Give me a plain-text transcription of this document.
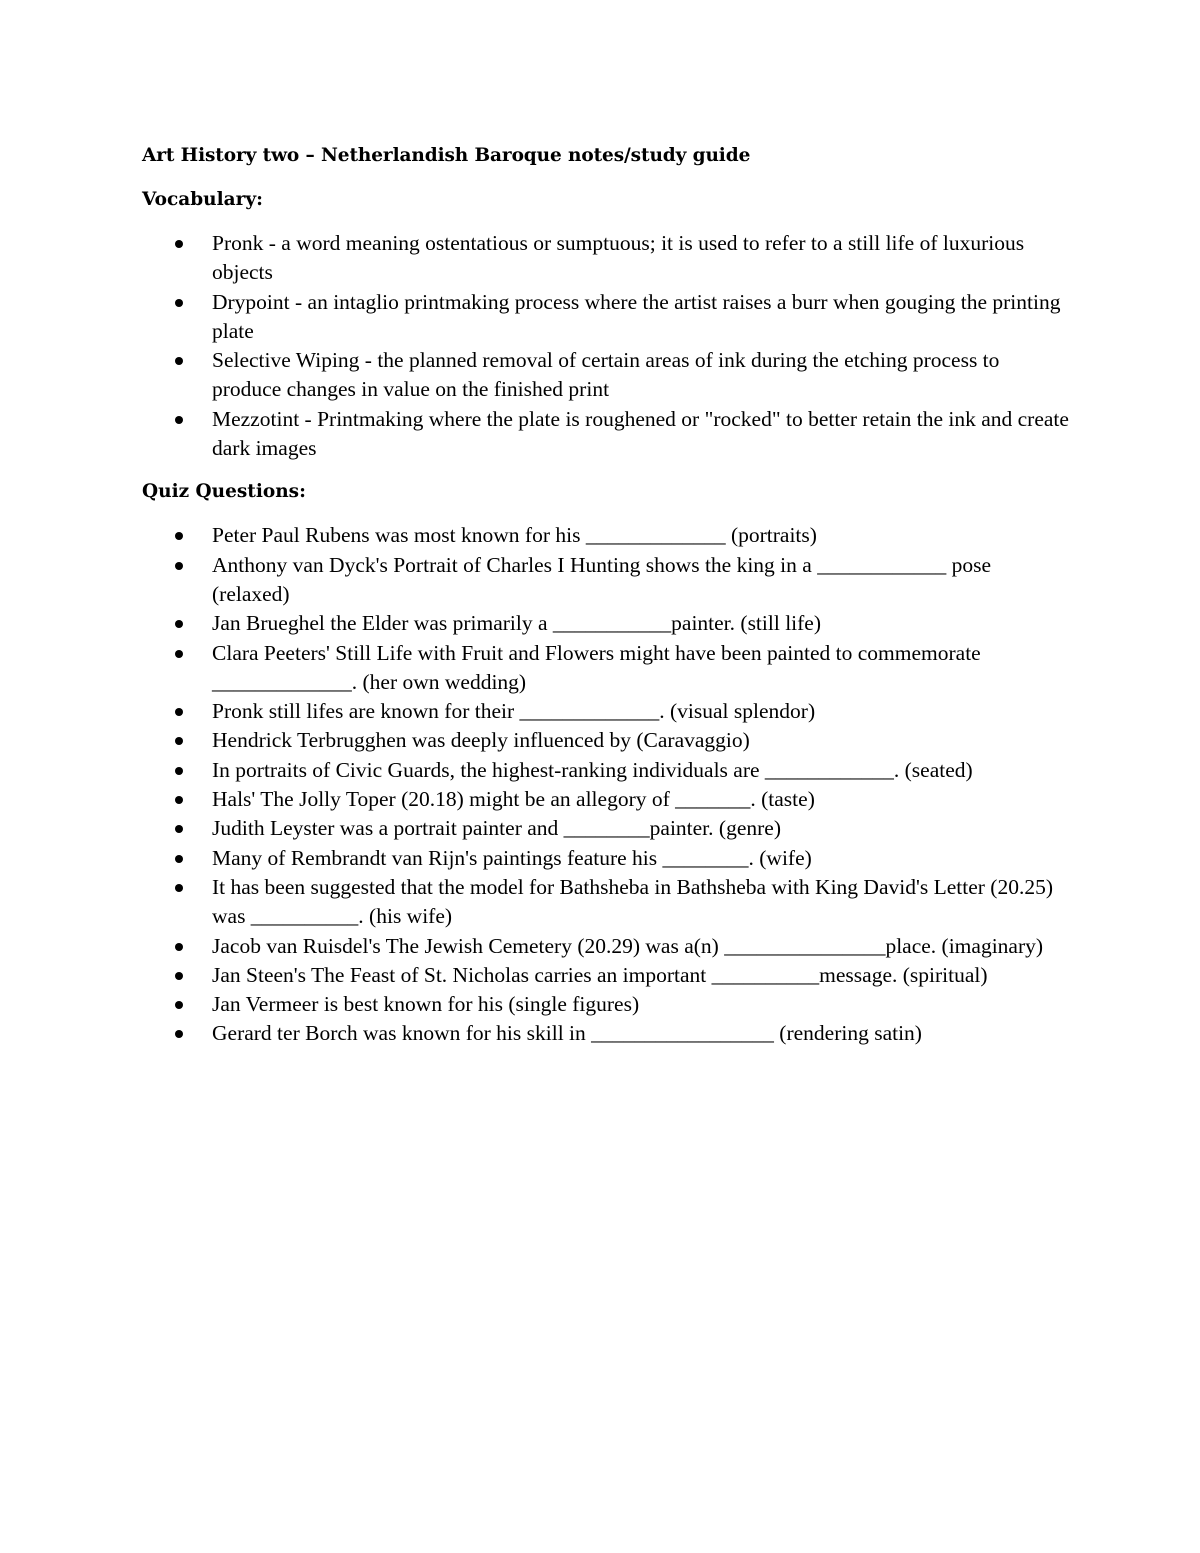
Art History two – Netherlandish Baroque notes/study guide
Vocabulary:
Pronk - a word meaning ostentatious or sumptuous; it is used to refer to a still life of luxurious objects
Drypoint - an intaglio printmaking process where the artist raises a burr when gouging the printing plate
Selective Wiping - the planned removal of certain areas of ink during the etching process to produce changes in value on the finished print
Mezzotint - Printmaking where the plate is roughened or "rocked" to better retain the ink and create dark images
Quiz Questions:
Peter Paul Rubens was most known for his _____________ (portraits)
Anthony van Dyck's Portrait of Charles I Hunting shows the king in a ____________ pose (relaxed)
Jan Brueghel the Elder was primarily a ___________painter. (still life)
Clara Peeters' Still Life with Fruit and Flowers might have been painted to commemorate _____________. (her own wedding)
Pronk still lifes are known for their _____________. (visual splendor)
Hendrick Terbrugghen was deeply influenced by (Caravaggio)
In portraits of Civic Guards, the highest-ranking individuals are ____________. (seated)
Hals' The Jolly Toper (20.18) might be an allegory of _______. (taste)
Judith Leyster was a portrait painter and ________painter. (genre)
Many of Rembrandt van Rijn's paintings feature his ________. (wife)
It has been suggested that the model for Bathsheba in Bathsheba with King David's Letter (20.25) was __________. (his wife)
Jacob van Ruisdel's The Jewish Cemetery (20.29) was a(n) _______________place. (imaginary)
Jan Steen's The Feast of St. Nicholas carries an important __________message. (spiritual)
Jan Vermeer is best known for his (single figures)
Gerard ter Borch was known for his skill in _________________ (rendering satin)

- - -

Your goal
Omit every image. Quote each record exactly.

Exercise response
Give me a plain-text transcription of this document.
Art History two – Netherlandish Baroque notes/study guide
Vocabulary:
Pronk - a word meaning ostentatious or sumptuous; it is used to refer to a still life of luxurious objects
Drypoint - an intaglio printmaking process where the artist raises a burr when gouging the printing plate
Selective Wiping - the planned removal of certain areas of ink during the etching process to produce changes in value on the finished print
Mezzotint - Printmaking where the plate is roughened or "rocked" to better retain the ink and create dark images
Quiz Questions:
Peter Paul Rubens was most known for his _____________ (portraits)
Anthony van Dyck's Portrait of Charles I Hunting shows the king in a ____________ pose (relaxed)
Jan Brueghel the Elder was primarily a ___________painter. (still life)
Clara Peeters' Still Life with Fruit and Flowers might have been painted to commemorate _____________. (her own wedding)
Pronk still lifes are known for their _____________. (visual splendor)
Hendrick Terbrugghen was deeply influenced by (Caravaggio)
In portraits of Civic Guards, the highest-ranking individuals are ____________. (seated)
Hals' The Jolly Toper (20.18) might be an allegory of _______. (taste)
Judith Leyster was a portrait painter and ________painter. (genre)
Many of Rembrandt van Rijn's paintings feature his ________. (wife)
It has been suggested that the model for Bathsheba in Bathsheba with King David's Letter (20.25) was __________. (his wife)
Jacob van Ruisdel's The Jewish Cemetery (20.29) was a(n) _______________place. (imaginary)
Jan Steen's The Feast of St. Nicholas carries an important __________message. (spiritual)
Jan Vermeer is best known for his (single figures)
Gerard ter Borch was known for his skill in _________________ (rendering satin)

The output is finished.